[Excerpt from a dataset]
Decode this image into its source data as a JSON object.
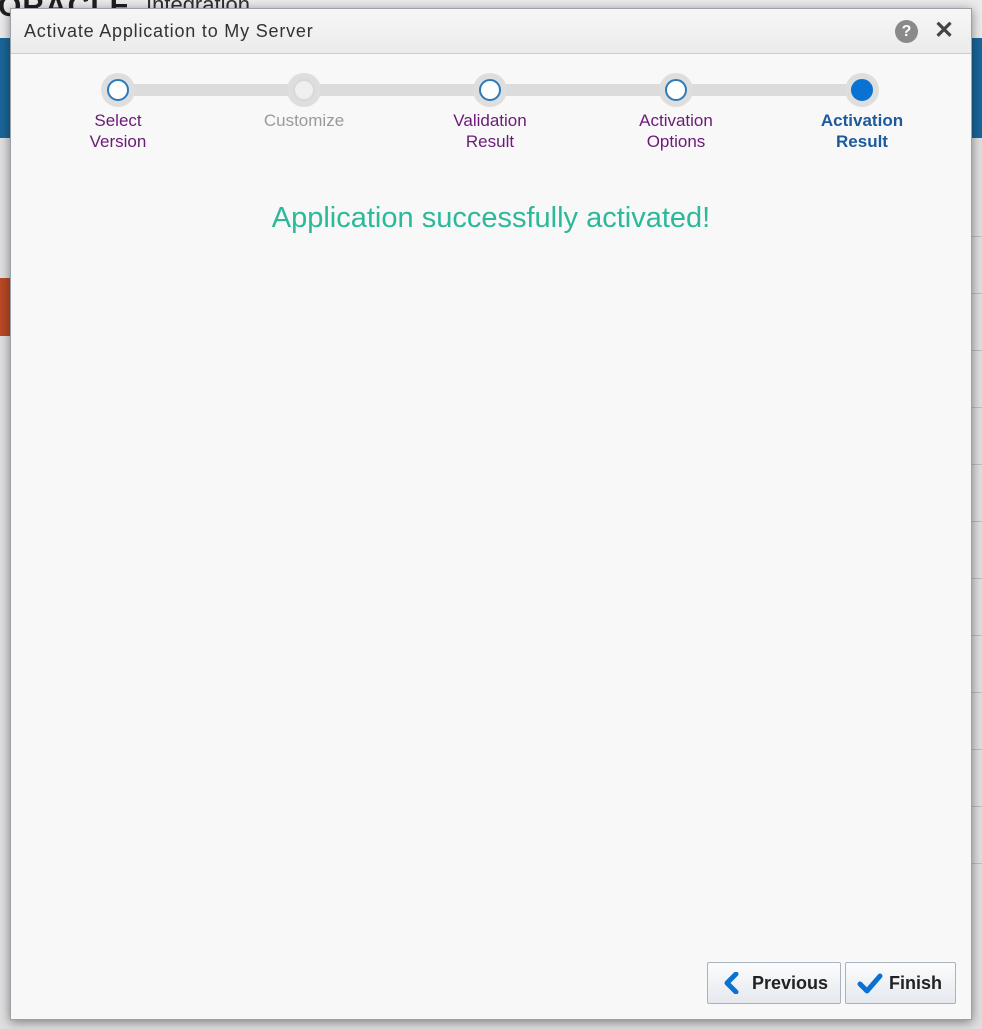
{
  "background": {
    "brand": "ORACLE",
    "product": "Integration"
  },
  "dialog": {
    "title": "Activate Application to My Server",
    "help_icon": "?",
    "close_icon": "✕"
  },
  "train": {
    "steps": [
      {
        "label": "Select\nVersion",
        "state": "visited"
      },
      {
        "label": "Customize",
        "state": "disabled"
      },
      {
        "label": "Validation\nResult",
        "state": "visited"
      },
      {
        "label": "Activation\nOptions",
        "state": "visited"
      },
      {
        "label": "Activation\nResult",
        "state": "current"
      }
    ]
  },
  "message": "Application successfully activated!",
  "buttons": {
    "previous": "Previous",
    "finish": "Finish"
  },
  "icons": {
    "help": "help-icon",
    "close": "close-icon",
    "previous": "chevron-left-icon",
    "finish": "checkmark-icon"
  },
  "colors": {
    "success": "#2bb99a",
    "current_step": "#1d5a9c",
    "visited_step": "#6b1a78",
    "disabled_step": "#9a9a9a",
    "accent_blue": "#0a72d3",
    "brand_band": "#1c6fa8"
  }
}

* * *

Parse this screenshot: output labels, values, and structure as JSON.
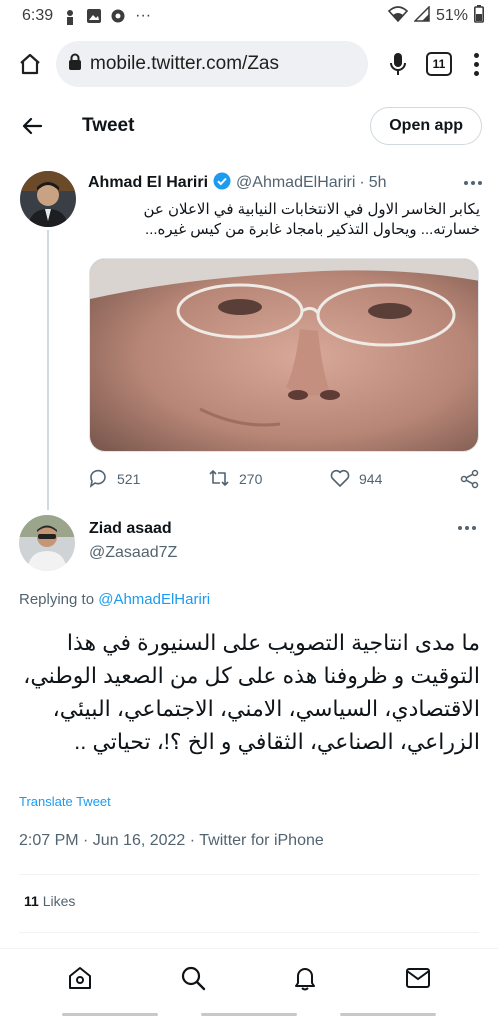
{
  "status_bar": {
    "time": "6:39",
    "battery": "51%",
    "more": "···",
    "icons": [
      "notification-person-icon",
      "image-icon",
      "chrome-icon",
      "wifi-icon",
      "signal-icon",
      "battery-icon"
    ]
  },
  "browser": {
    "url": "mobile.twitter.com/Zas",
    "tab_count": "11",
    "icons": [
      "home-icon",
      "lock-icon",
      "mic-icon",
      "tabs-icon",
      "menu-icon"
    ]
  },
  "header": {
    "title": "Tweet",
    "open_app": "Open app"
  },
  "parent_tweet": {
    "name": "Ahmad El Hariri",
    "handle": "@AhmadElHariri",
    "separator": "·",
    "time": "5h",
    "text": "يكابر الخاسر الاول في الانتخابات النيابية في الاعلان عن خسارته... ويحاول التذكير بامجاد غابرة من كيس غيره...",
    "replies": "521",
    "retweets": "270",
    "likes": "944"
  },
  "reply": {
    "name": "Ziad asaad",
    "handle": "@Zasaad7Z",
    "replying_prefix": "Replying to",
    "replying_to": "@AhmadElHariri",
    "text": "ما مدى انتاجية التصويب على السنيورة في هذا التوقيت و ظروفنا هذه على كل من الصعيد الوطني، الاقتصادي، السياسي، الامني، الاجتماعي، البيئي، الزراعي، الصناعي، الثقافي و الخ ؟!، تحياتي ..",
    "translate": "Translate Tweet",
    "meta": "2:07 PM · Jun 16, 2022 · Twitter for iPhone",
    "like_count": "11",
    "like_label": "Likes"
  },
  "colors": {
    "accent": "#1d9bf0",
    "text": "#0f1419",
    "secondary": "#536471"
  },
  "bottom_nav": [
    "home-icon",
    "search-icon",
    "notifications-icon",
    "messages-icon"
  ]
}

### Instructions to follow
Search the listing for the word "text" and return each line that holds it.

### Solved problem
    "text": "يكابر الخاسر الاول في الانتخابات النيابية في الاعلان عن خسارته... ويحاول التذكير بامجاد غابرة من كيس غيره...",
    "text": "ما مدى انتاجية التصويب على السنيورة في هذا التوقيت و ظروفنا هذه على كل من الصعيد الوطني، الاقتصادي، السياسي، الامني، الاجتماعي، البيئي، الزراعي، الصناعي، الثقافي و الخ ؟!، تحياتي ..",
    "text": "#0f1419",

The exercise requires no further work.